Saved data entries:
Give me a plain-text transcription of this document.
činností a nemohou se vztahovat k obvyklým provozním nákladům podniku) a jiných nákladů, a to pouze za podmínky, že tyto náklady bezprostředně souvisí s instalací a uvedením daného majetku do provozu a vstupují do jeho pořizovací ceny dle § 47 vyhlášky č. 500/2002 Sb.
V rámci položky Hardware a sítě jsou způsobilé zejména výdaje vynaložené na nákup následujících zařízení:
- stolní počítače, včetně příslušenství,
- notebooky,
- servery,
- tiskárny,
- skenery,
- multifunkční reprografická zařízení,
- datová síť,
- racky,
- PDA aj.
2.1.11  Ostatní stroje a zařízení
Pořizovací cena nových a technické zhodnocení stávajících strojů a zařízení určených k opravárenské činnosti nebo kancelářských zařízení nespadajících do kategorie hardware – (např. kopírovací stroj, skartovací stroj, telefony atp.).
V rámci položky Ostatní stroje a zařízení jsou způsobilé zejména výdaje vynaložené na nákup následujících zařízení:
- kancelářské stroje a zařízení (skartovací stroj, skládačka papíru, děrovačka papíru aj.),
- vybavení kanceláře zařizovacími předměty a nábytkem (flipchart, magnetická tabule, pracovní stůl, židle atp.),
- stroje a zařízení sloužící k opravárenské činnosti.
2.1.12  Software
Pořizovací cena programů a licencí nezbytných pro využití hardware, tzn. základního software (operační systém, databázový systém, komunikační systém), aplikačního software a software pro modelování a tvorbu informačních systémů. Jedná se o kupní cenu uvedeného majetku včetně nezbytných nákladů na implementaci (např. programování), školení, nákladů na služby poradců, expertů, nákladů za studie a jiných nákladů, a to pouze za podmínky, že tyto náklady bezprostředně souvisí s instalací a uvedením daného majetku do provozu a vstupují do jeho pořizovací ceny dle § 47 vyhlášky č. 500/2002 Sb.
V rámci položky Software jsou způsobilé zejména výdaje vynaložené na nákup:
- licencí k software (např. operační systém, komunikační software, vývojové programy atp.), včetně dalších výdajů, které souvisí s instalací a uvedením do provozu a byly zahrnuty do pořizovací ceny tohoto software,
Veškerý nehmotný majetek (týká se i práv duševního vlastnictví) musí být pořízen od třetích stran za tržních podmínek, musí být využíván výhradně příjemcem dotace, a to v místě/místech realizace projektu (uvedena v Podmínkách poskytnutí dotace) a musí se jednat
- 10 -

EXERCISE AIM:
Return the full listing, character for character.

ANSWER FOR THE TASK:
Give me a plain-text transcription of this document.
činností a nemohou se vztahovat k obvyklým provozním nákladům podniku) a jiných nákladů, a to pouze za podmínky, že tyto náklady bezprostředně souvisí s instalací a uvedením daného majetku do provozu a vstupují do jeho pořizovací ceny dle § 47 vyhlášky č. 500/2002 Sb.
V rámci položky Hardware a sítě jsou způsobilé zejména výdaje vynaložené na nákup následujících zařízení:
- stolní počítače, včetně příslušenství,
- notebooky,
- servery,
- tiskárny,
- skenery,
- multifunkční reprografická zařízení,
- datová síť,
- racky,
- PDA aj.
2.1.11  Ostatní stroje a zařízení
Pořizovací cena nových a technické zhodnocení stávajících strojů a zařízení určených k opravárenské činnosti nebo kancelářských zařízení nespadajících do kategorie hardware – (např. kopírovací stroj, skartovací stroj, telefony atp.).
V rámci položky Ostatní stroje a zařízení jsou způsobilé zejména výdaje vynaložené na nákup následujících zařízení:
- kancelářské stroje a zařízení (skartovací stroj, skládačka papíru, děrovačka papíru aj.),
- vybavení kanceláře zařizovacími předměty a nábytkem (flipchart, magnetická tabule, pracovní stůl, židle atp.),
- stroje a zařízení sloužící k opravárenské činnosti.
2.1.12  Software
Pořizovací cena programů a licencí nezbytných pro využití hardware, tzn. základního software (operační systém, databázový systém, komunikační systém), aplikačního software a software pro modelování a tvorbu informačních systémů. Jedná se o kupní cenu uvedeného majetku včetně nezbytných nákladů na implementaci (např. programování), školení, nákladů na služby poradců, expertů, nákladů za studie a jiných nákladů, a to pouze za podmínky, že tyto náklady bezprostředně souvisí s instalací a uvedením daného majetku do provozu a vstupují do jeho pořizovací ceny dle § 47 vyhlášky č. 500/2002 Sb.
V rámci položky Software jsou způsobilé zejména výdaje vynaložené na nákup:
- licencí k software (např. operační systém, komunikační software, vývojové programy atp.), včetně dalších výdajů, které souvisí s instalací a uvedením do provozu a byly zahrnuty do pořizovací ceny tohoto software,
Veškerý nehmotný majetek (týká se i práv duševního vlastnictví) musí být pořízen od třetích stran za tržních podmínek, musí být využíván výhradně příjemcem dotace, a to v místě/místech realizace projektu (uvedena v Podmínkách poskytnutí dotace) a musí se jednat
- 10 -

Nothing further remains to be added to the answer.